▶ [Aim]
Can you print the data exactly and leave out each image?

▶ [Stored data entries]
__________________________________________________

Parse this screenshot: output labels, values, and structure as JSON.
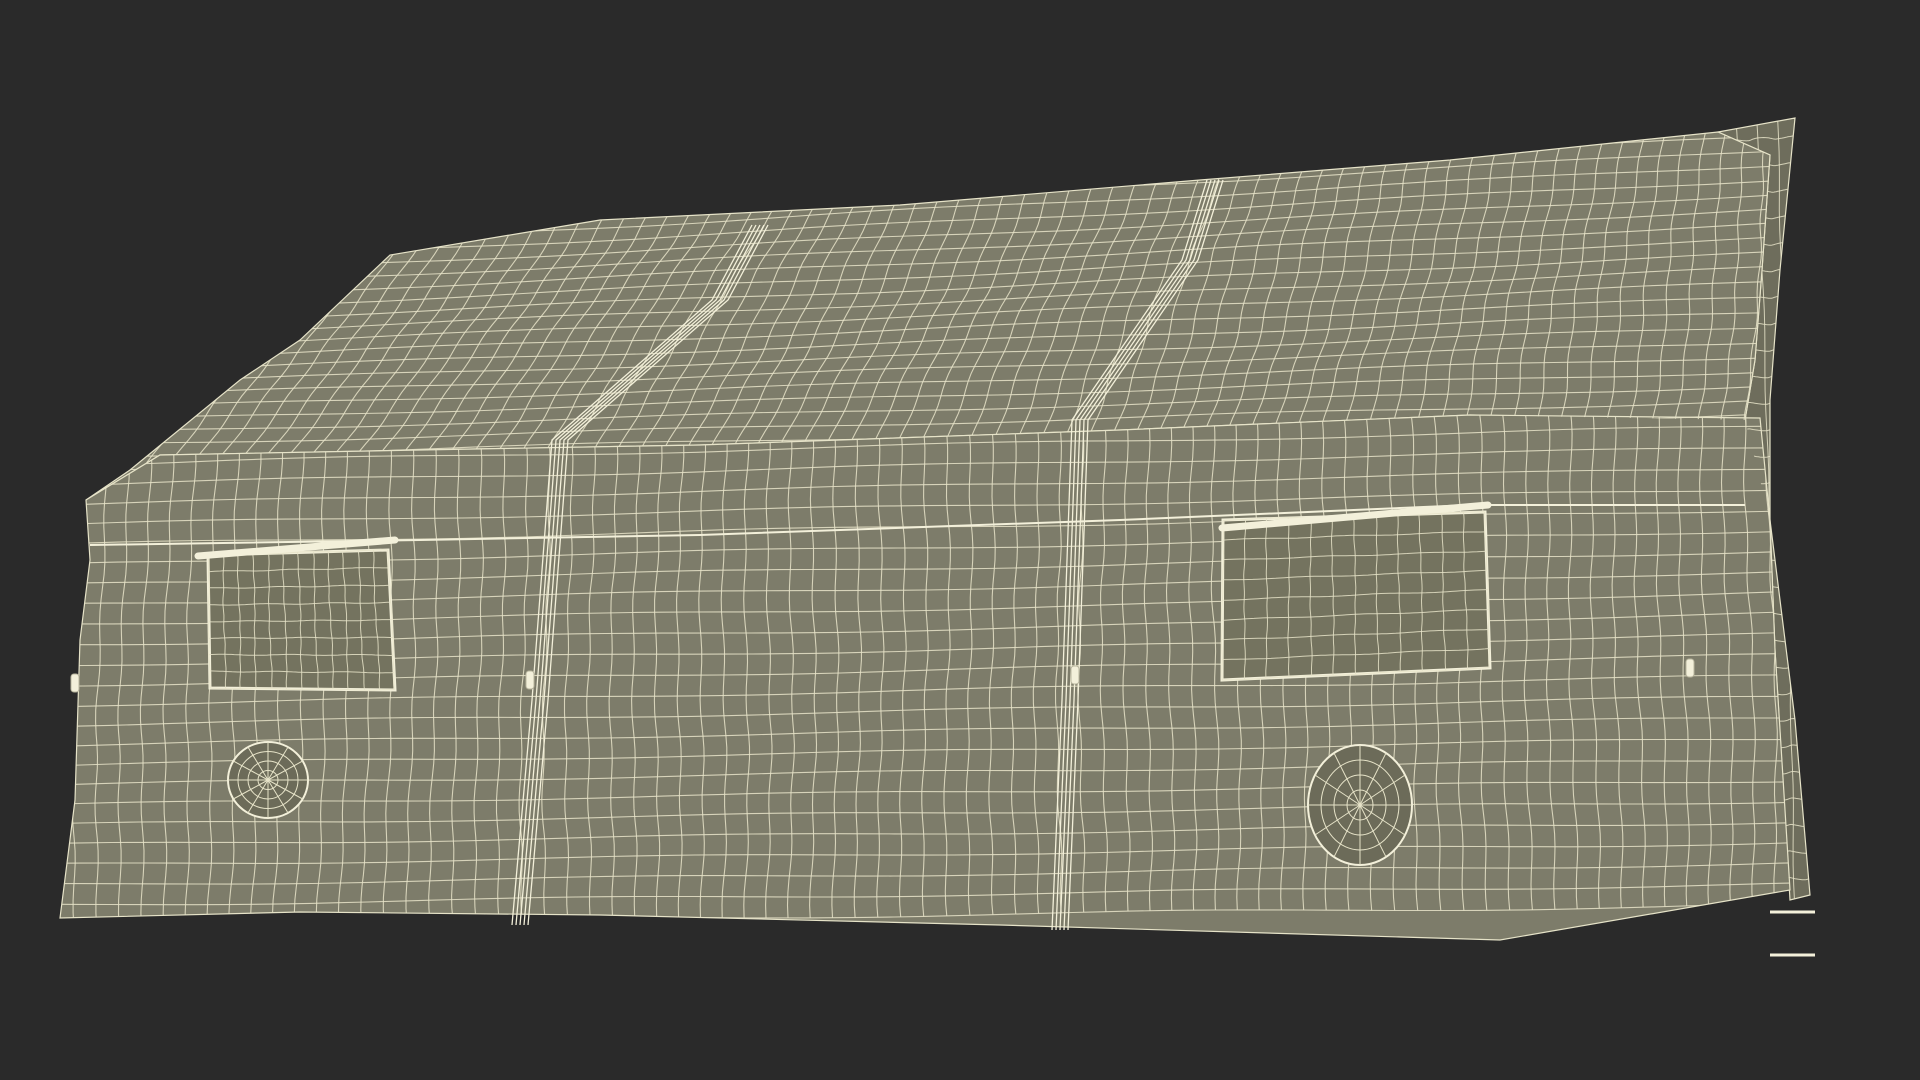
{
  "scene": {
    "subject": "tent-wireframe-render",
    "colors": {
      "background": "#2a2a2a",
      "fabric": "#7d7c6a",
      "fabric_shade": "#6e6d5c",
      "wire": "#e6e3c8",
      "seam": "#f3f0da"
    }
  }
}
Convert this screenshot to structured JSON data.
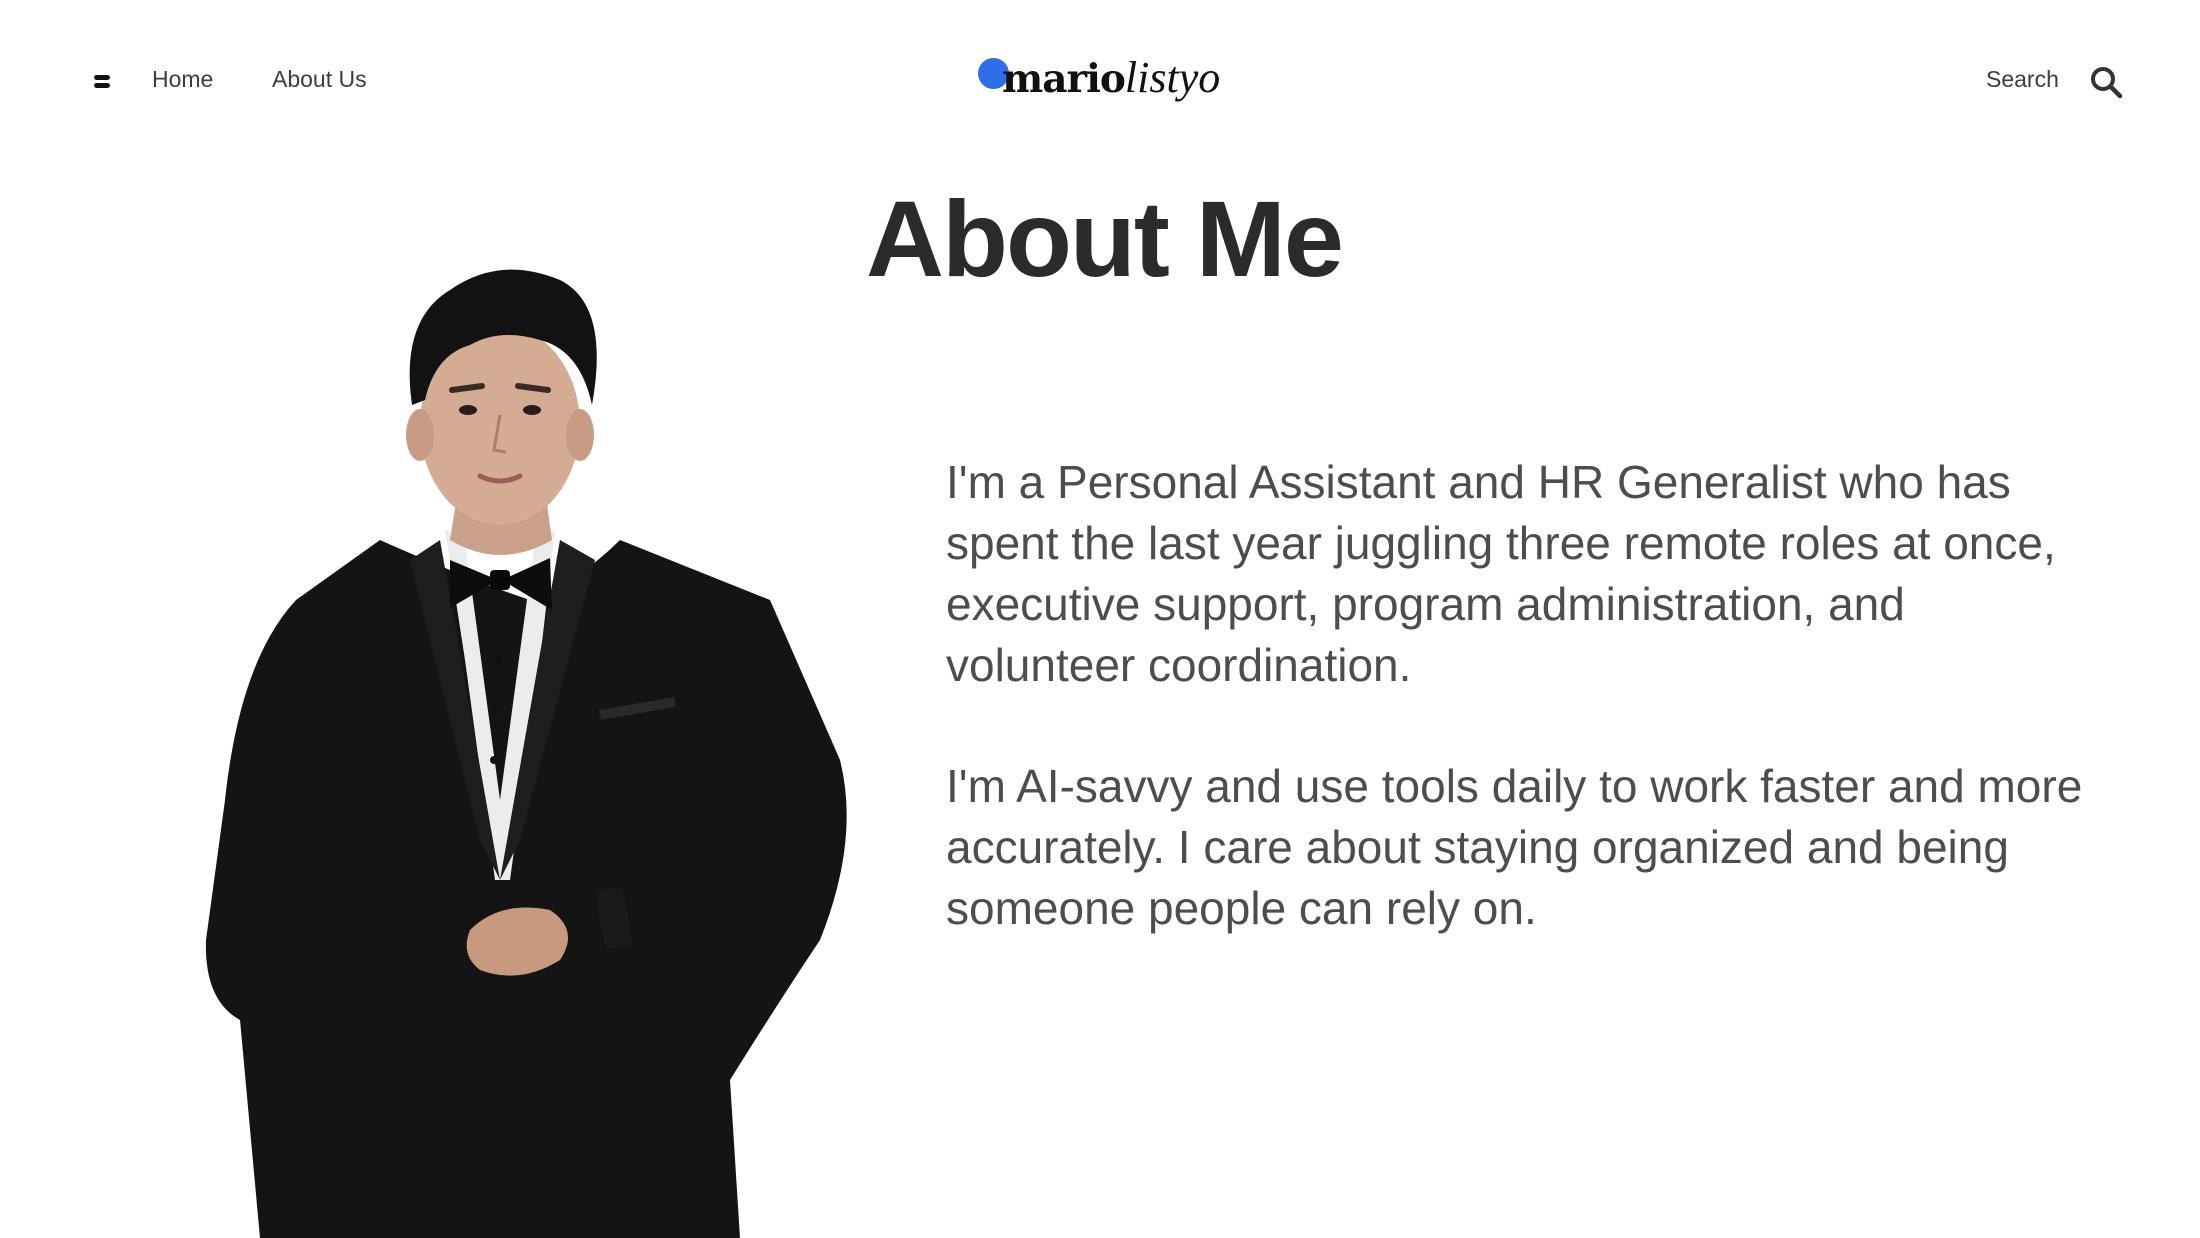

__________________________________________________

▶ [Reply]
Parse this screenshot: output labels, values, and structure as JSON.
{
  "scene": {
    "subject": "tent-wireframe-render",
    "colors": {
      "background": "#2a2a2a",
      "fabric": "#7d7c6a",
      "fabric_shade": "#6e6d5c",
      "wire": "#e6e3c8",
      "seam": "#f3f0da"
    }
  }
}
Convert this screenshot to structured JSON data.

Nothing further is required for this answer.